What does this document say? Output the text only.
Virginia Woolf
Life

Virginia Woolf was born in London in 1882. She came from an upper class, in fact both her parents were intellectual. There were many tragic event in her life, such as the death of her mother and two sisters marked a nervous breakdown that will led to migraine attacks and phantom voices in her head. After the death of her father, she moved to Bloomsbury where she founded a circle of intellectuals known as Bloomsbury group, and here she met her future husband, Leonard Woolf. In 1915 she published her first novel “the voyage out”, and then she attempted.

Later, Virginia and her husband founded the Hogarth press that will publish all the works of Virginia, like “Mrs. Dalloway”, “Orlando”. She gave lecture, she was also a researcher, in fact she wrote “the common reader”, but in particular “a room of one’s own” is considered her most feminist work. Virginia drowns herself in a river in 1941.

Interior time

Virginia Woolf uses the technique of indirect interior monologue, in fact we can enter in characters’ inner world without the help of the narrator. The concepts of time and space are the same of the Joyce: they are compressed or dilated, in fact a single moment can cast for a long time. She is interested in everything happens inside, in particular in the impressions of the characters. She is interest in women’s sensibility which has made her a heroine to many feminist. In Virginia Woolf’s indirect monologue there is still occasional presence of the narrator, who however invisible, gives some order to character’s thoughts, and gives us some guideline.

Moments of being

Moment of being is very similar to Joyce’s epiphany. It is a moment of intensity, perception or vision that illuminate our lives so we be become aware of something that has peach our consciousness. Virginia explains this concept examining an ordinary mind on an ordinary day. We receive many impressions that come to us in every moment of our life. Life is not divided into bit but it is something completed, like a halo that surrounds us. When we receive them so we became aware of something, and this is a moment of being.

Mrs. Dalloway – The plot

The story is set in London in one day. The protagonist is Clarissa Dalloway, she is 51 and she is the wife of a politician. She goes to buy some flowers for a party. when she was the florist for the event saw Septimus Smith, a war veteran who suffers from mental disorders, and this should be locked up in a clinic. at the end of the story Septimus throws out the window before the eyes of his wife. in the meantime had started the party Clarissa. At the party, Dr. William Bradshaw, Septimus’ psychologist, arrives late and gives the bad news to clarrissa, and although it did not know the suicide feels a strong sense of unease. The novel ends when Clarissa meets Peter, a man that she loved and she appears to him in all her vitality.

(Exercise objective) Find each line holding the word "being" and copy it.

(Result of the task)
Moments of being
Moment of being is very similar to Joyce’s epiphany. It is a moment of intensity, perception or vision that illuminate our lives so we be become aware of something that has peach our consciousness. Virginia explains this concept examining an ordinary mind on an ordinary day. We receive many impressions that come to us in every moment of our life. Life is not divided into bit but it is something completed, like a halo that surrounds us. When we receive them so we became aware of something, and this is a moment of being.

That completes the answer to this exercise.